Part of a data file
- - -

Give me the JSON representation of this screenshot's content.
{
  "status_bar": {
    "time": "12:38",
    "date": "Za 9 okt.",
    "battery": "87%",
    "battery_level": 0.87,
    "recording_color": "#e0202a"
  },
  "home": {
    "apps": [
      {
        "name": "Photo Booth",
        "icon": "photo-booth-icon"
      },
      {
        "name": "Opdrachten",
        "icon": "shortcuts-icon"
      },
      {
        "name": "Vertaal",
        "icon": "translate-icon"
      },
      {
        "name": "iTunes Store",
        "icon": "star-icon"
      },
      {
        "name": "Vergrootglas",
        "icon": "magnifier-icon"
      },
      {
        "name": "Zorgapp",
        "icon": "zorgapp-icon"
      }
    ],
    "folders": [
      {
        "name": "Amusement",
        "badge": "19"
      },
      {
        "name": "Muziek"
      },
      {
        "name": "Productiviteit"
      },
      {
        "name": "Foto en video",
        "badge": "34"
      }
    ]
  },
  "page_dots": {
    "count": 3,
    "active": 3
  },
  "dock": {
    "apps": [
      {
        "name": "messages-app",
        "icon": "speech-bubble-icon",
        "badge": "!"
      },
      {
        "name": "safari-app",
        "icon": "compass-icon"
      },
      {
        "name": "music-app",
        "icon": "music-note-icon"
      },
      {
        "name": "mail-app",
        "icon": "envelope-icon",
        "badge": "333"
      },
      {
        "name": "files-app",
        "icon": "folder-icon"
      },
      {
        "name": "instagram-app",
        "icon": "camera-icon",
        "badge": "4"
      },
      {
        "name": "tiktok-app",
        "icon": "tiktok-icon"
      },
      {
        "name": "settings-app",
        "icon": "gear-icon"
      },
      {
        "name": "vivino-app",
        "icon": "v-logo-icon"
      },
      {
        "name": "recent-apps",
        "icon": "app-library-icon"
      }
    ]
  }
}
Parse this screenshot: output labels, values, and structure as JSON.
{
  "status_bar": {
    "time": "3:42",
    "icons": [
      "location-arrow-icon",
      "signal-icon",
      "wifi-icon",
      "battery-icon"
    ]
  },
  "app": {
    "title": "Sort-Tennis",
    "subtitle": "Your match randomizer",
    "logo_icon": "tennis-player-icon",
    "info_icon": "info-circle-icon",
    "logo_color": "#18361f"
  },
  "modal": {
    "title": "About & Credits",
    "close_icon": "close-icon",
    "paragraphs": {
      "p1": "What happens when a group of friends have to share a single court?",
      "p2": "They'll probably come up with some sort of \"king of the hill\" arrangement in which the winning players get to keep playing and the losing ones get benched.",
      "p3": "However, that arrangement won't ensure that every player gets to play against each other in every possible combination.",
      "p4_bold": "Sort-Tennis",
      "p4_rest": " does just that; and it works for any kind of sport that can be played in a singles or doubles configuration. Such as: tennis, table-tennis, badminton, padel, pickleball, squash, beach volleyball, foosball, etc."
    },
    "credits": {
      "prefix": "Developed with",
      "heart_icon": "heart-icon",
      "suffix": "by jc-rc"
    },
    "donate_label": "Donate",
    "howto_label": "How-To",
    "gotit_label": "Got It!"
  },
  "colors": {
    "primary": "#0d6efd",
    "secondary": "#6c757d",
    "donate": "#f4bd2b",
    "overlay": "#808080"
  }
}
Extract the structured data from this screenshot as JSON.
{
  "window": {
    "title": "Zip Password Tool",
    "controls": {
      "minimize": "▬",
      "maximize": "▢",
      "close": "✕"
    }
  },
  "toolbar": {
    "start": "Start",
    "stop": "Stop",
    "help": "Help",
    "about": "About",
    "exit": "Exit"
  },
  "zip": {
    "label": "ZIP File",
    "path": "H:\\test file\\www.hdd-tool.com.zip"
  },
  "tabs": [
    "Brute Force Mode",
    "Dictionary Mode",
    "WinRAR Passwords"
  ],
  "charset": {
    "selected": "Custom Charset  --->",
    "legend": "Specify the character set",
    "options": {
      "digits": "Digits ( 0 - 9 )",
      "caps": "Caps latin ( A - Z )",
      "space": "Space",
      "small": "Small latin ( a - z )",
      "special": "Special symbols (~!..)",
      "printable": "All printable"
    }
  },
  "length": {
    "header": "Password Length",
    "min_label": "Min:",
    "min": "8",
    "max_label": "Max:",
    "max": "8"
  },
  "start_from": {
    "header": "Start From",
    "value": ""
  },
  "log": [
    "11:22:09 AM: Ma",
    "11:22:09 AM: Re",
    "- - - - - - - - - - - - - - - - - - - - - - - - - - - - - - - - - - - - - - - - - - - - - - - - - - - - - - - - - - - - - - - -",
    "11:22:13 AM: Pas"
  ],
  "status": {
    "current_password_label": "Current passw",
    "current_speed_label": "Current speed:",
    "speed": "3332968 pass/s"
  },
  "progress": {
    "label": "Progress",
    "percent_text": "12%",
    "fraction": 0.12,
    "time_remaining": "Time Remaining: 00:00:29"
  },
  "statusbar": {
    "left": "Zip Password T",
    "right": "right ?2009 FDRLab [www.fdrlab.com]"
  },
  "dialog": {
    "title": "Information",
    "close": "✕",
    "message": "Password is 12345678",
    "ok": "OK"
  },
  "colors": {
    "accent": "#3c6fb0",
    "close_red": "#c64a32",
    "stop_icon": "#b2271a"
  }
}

- - -

* _Task brief_: Scan the material above. Copy each line where "screenshot" occurs.

* _The solution_:
Give me the JSON representation of this screenshot's content.
Parse this screenshot: output labels, values, and structure as JSON.
Extract the structured data from this screenshot as JSON.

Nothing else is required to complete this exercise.